### [Data listing]
··········

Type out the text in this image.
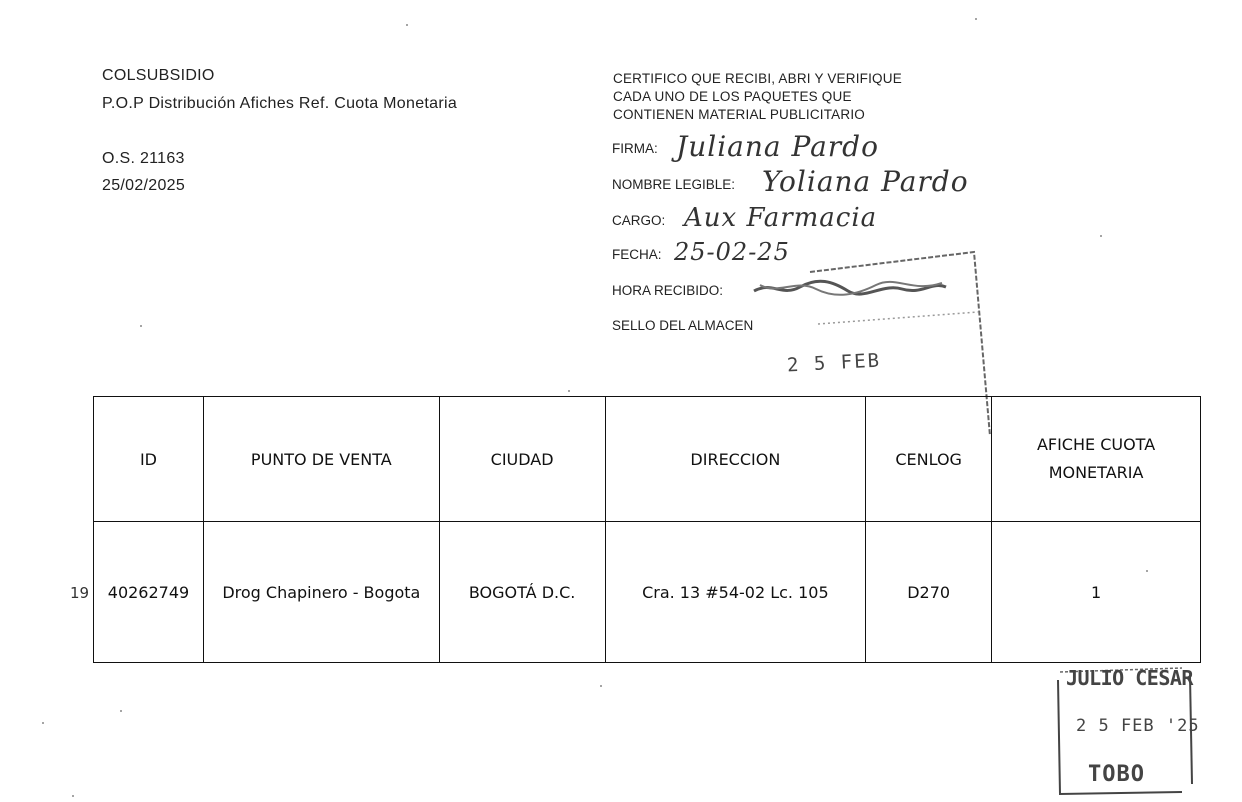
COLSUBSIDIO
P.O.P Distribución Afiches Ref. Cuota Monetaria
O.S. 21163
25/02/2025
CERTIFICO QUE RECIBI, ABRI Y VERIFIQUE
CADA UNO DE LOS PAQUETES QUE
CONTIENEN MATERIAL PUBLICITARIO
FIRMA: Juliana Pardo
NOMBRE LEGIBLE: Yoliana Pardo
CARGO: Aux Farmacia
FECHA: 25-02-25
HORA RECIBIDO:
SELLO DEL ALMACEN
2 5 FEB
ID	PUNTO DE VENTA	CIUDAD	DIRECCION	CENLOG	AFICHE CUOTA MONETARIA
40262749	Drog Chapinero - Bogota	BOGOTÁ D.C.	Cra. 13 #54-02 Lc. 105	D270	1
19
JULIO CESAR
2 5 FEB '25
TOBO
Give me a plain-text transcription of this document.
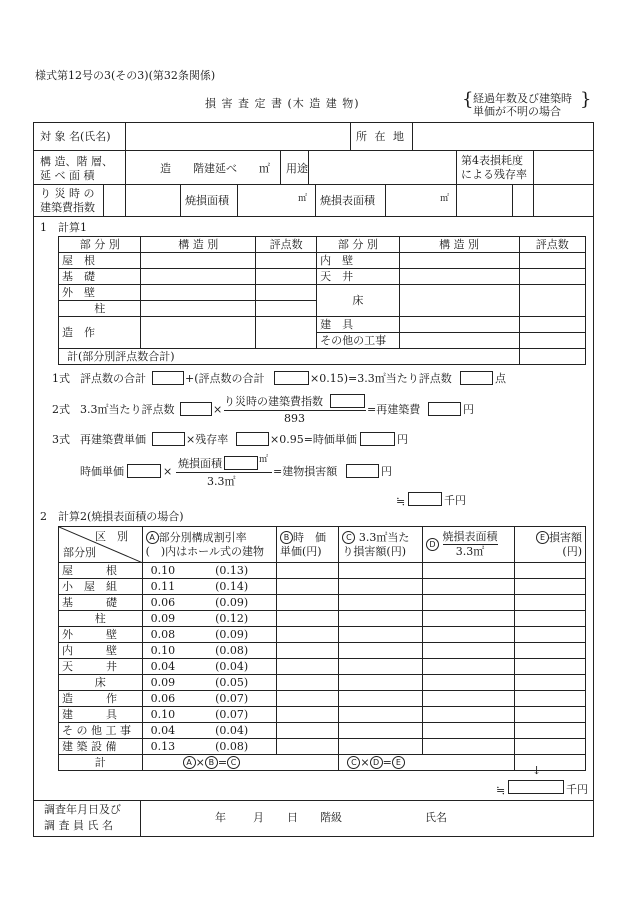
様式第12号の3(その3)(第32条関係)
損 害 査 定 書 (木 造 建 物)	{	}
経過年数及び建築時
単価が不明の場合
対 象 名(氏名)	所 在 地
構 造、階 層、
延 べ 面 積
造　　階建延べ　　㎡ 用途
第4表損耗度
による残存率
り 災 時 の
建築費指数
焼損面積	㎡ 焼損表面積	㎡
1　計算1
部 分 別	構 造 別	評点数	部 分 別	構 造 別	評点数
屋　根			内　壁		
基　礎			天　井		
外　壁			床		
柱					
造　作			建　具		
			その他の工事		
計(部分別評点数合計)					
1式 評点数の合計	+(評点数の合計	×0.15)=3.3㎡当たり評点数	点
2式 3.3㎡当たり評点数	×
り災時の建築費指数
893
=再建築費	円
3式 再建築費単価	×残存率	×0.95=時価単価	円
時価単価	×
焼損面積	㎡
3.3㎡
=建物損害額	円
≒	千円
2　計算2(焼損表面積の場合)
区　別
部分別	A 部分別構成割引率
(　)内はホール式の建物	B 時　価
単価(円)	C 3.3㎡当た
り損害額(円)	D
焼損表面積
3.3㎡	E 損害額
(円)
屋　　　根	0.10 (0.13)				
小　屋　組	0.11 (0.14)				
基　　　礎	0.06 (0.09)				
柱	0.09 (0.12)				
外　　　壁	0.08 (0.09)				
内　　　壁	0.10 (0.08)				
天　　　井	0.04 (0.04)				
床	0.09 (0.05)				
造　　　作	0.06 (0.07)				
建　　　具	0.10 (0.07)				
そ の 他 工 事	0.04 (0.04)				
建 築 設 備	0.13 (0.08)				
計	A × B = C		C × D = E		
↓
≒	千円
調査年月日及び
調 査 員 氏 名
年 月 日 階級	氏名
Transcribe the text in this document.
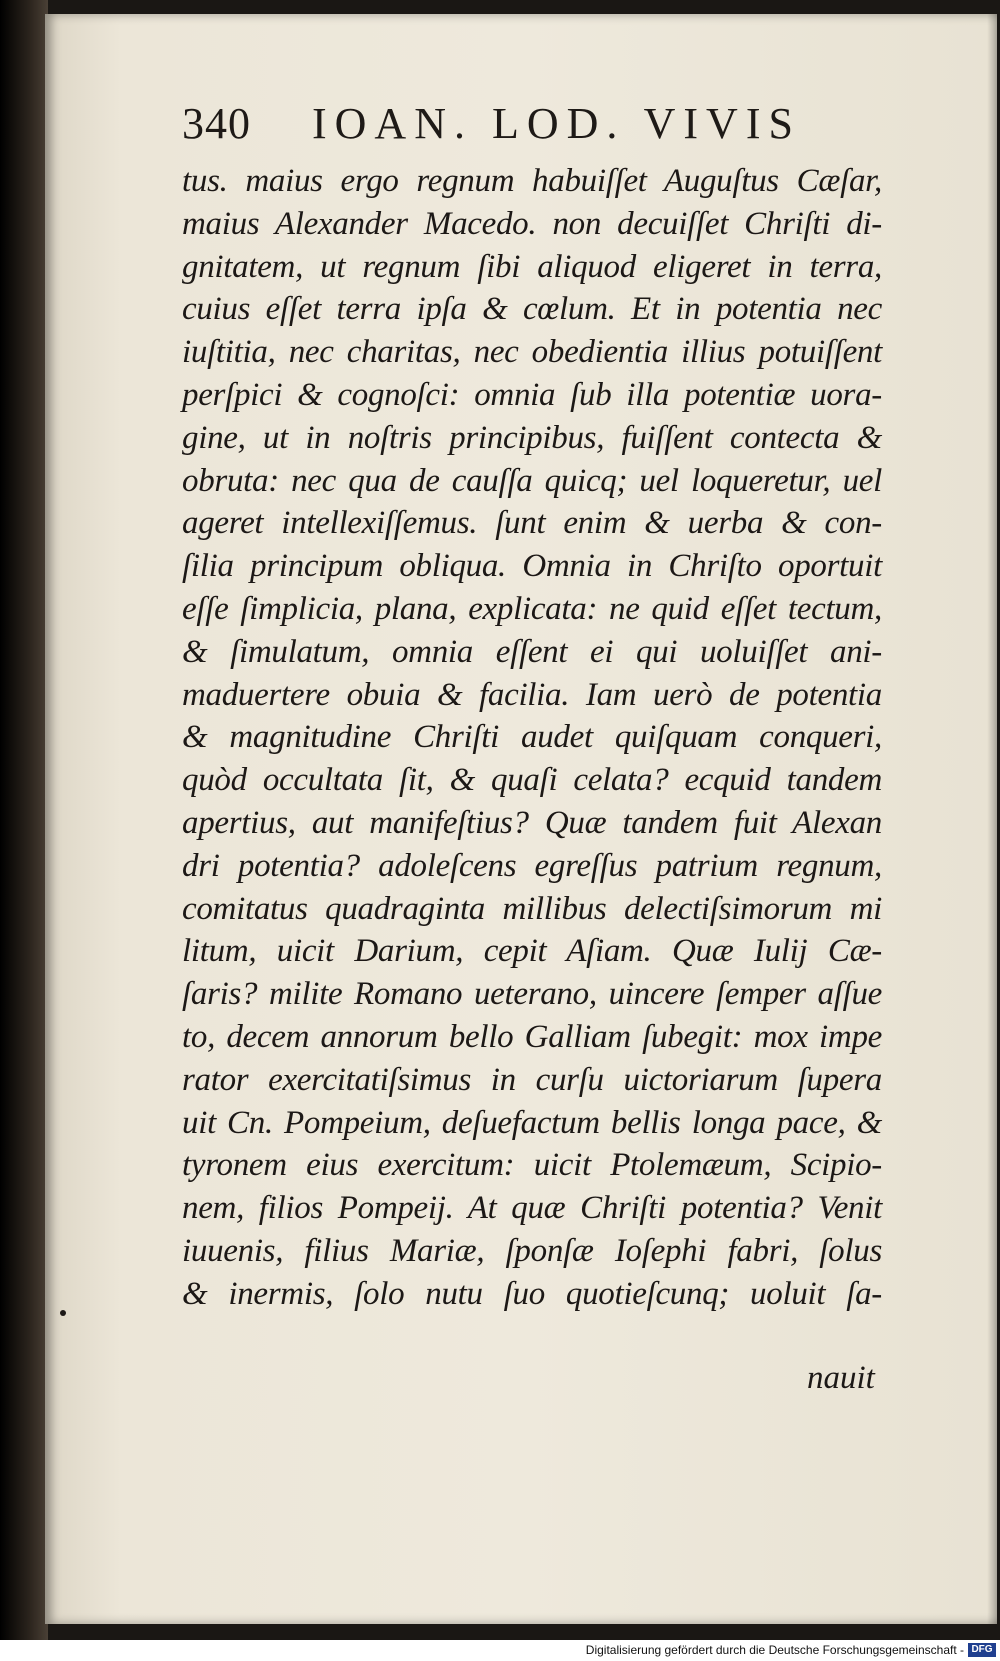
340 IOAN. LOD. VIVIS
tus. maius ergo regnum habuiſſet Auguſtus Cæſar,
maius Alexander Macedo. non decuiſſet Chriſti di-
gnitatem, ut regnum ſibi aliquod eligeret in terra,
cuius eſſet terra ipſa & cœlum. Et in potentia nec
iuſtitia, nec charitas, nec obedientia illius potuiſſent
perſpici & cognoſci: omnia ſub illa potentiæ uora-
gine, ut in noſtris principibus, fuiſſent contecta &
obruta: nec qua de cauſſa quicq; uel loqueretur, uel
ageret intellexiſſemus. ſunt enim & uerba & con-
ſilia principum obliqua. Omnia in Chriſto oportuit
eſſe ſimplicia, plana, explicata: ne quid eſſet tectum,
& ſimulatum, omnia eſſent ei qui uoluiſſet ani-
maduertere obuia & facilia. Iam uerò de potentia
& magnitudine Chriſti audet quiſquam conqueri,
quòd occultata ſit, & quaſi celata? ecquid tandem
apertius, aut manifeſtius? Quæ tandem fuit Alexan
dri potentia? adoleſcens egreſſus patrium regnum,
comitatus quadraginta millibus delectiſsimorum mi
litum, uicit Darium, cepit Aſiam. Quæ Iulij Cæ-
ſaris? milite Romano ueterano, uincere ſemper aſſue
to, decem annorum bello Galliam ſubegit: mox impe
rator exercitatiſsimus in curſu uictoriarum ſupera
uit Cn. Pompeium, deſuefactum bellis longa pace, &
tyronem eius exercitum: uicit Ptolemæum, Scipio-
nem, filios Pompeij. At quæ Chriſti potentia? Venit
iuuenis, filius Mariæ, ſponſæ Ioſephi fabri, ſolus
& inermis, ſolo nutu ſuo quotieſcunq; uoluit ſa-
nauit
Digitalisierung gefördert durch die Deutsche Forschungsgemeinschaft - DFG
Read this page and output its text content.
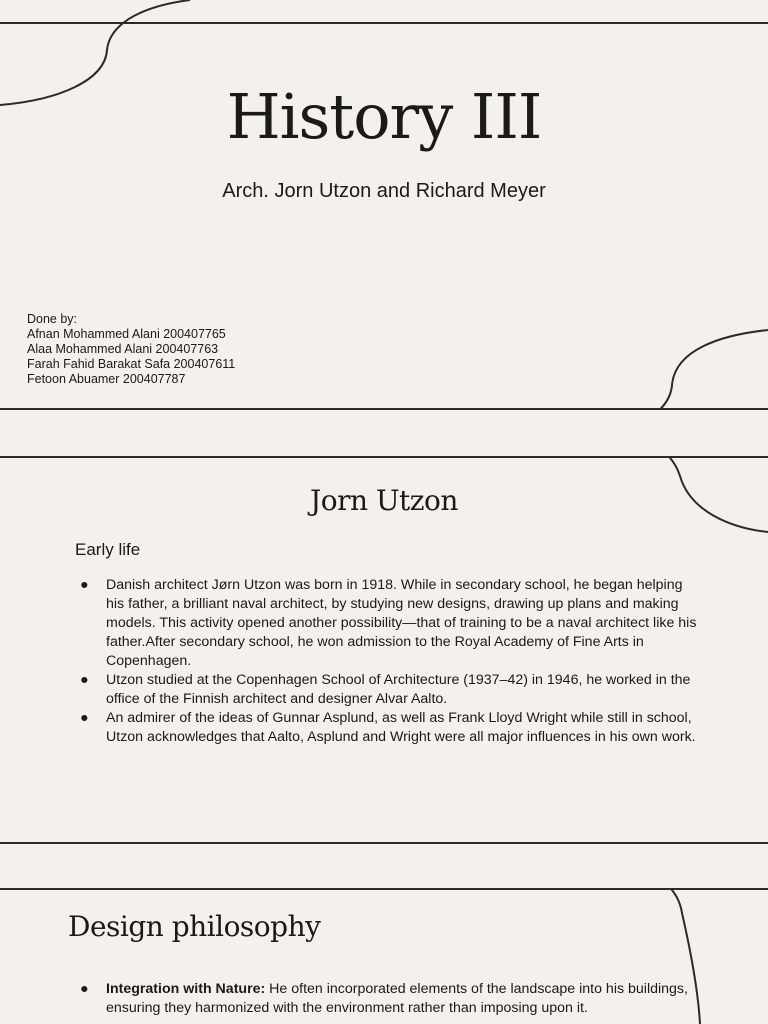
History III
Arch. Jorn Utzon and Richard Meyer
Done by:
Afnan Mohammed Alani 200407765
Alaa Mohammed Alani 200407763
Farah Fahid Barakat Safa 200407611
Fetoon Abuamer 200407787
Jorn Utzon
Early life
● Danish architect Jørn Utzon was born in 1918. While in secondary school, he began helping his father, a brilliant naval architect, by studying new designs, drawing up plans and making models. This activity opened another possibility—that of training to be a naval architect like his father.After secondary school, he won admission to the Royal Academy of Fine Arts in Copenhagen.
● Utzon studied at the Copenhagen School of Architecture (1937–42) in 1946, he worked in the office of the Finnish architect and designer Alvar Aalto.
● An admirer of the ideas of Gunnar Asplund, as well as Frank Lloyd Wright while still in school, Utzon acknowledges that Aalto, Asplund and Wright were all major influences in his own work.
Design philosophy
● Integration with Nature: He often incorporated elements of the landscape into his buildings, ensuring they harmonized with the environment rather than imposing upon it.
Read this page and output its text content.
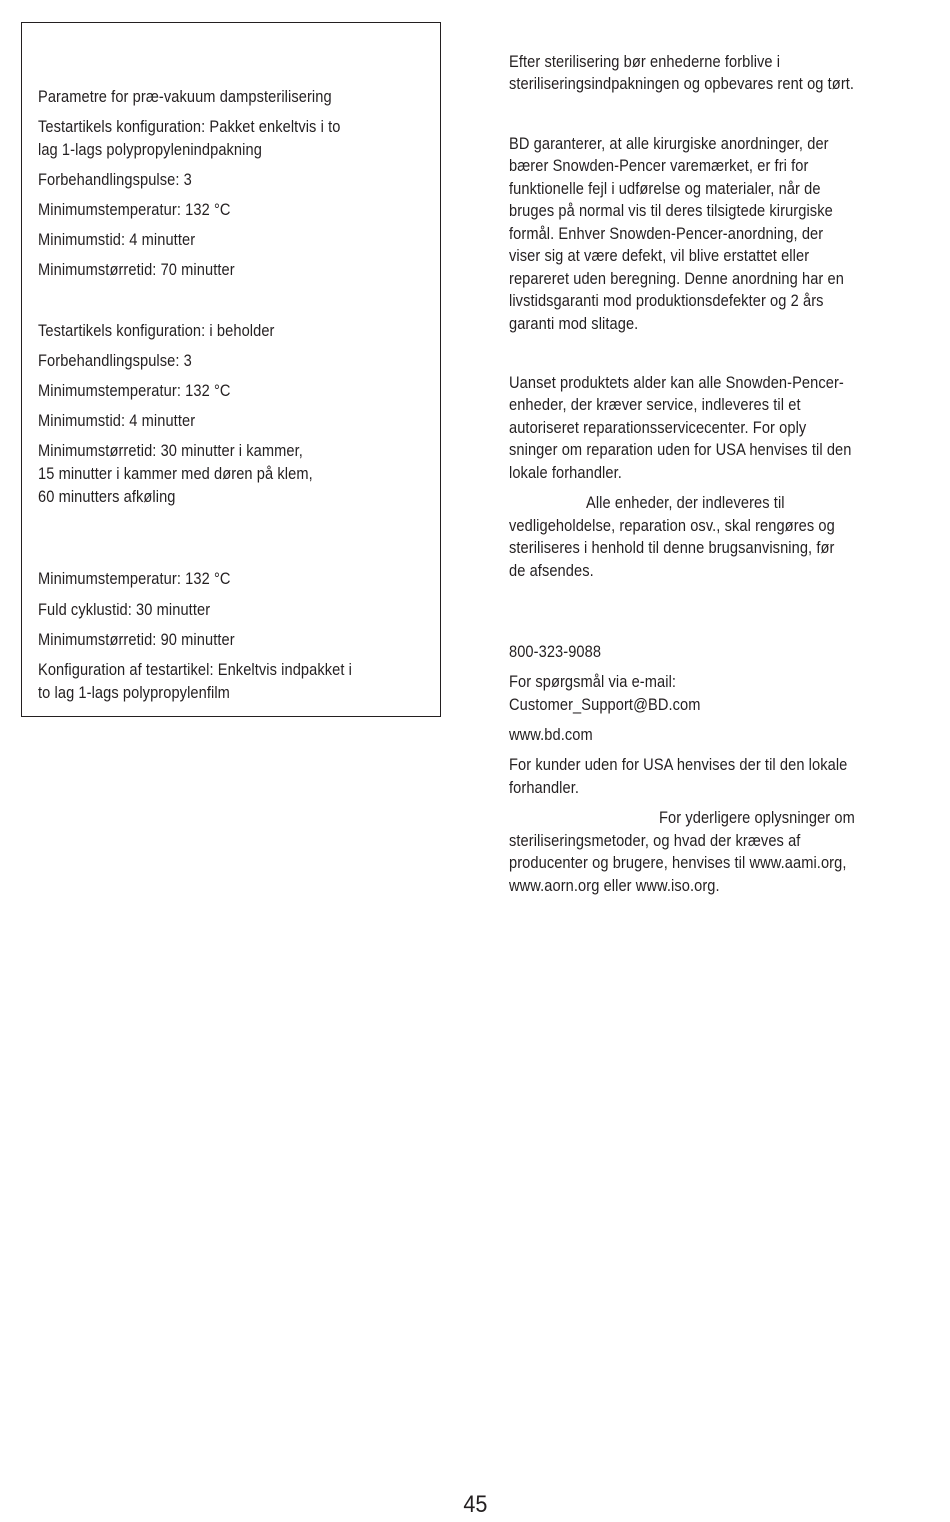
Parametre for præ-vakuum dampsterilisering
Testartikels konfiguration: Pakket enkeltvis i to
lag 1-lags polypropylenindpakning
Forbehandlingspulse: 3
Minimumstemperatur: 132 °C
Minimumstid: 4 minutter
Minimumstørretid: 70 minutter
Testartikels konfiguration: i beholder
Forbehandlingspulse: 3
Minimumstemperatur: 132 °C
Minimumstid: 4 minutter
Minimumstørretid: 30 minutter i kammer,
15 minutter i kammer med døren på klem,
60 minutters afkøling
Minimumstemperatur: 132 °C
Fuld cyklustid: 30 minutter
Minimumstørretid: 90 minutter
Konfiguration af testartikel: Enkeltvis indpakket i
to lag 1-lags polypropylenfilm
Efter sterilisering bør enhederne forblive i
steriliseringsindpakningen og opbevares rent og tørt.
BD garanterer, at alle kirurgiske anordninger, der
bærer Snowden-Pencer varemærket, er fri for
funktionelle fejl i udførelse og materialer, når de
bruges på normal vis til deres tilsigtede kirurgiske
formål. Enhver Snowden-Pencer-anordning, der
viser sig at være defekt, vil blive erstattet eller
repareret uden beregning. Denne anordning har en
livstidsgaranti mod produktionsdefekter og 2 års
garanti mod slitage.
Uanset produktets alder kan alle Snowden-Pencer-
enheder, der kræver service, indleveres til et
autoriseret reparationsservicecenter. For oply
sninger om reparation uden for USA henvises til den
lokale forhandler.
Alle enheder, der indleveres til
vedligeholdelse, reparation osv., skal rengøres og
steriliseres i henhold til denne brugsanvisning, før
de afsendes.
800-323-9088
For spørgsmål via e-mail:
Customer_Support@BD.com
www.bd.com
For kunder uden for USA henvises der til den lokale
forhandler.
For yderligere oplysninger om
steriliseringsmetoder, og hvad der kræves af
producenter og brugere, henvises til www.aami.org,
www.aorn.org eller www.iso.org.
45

··········

Select every line in the records above that contains the word "Utzon".

### [Finished exercise]
Arch. Jorn Utzon and Richard Meyer
Jorn Utzon
● Danish architect Jørn Utzon was born in 1918. While in secondary school, he began helping his father, a brilliant naval architect, by studying new designs, drawing up plans and making models. This activity opened another possibility—that of training to be a naval architect like his father.After secondary school, he won admission to the Royal Academy of Fine Arts in Copenhagen.
● Utzon studied at the Copenhagen School of Architecture (1937–42) in 1946, he worked in the office of the Finnish architect and designer Alvar Aalto.
● An admirer of the ideas of Gunnar Asplund, as well as Frank Lloyd Wright while still in school, Utzon acknowledges that Aalto, Asplund and Wright were all major influences in his own work.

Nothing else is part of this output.